>> Start Given records

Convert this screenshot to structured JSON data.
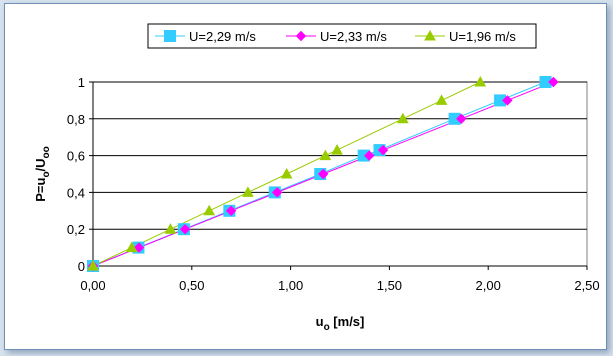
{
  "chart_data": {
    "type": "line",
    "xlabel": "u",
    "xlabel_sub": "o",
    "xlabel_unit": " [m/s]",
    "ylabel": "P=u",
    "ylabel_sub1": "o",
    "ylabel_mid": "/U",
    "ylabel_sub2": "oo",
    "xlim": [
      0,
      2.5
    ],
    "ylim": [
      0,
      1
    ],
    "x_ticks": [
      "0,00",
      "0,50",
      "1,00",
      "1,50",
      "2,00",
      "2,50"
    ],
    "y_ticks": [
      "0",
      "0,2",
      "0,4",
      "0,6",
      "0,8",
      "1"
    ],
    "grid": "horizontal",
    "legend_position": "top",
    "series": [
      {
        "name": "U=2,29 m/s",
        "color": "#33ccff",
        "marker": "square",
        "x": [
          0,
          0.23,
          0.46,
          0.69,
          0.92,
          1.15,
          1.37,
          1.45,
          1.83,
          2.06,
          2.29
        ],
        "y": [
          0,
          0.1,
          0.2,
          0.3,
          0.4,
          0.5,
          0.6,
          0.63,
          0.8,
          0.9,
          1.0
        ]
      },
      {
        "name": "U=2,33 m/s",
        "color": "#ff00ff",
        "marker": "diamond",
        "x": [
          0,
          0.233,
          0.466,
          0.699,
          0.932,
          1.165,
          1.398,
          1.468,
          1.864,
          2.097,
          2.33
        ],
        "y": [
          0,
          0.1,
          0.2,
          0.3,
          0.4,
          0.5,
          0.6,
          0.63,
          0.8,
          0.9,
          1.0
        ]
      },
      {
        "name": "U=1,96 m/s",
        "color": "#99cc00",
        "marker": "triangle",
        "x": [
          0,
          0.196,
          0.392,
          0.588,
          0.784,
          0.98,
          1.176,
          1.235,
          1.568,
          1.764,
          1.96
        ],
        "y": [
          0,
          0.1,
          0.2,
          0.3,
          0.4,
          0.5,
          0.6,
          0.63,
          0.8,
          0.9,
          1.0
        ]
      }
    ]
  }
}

>> End Given records
>> Start Given records

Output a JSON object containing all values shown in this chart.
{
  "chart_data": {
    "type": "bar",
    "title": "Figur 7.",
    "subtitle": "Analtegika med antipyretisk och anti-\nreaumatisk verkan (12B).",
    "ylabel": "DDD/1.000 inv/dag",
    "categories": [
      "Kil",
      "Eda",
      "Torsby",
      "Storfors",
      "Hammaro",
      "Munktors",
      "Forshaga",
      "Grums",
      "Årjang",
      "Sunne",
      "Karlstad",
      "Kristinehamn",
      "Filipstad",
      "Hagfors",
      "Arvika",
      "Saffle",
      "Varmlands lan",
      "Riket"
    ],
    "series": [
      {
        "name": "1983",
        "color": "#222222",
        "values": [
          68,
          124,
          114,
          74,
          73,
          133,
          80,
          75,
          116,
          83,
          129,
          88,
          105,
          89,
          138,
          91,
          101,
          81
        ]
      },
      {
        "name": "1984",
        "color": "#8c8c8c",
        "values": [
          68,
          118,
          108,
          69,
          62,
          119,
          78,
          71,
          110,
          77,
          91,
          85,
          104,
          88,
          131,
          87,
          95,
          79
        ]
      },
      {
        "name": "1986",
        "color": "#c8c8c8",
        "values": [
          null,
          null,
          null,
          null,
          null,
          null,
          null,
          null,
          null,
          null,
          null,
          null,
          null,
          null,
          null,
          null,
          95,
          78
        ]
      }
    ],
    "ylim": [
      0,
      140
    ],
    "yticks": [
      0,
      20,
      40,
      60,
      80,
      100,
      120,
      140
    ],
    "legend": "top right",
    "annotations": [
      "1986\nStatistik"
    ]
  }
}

>> End Given records

From the entries above, collect every line with the string "this" in it.

**Task result**
Convert this screenshot to structured JSON data.
Output a JSON object containing all values shown in this chart.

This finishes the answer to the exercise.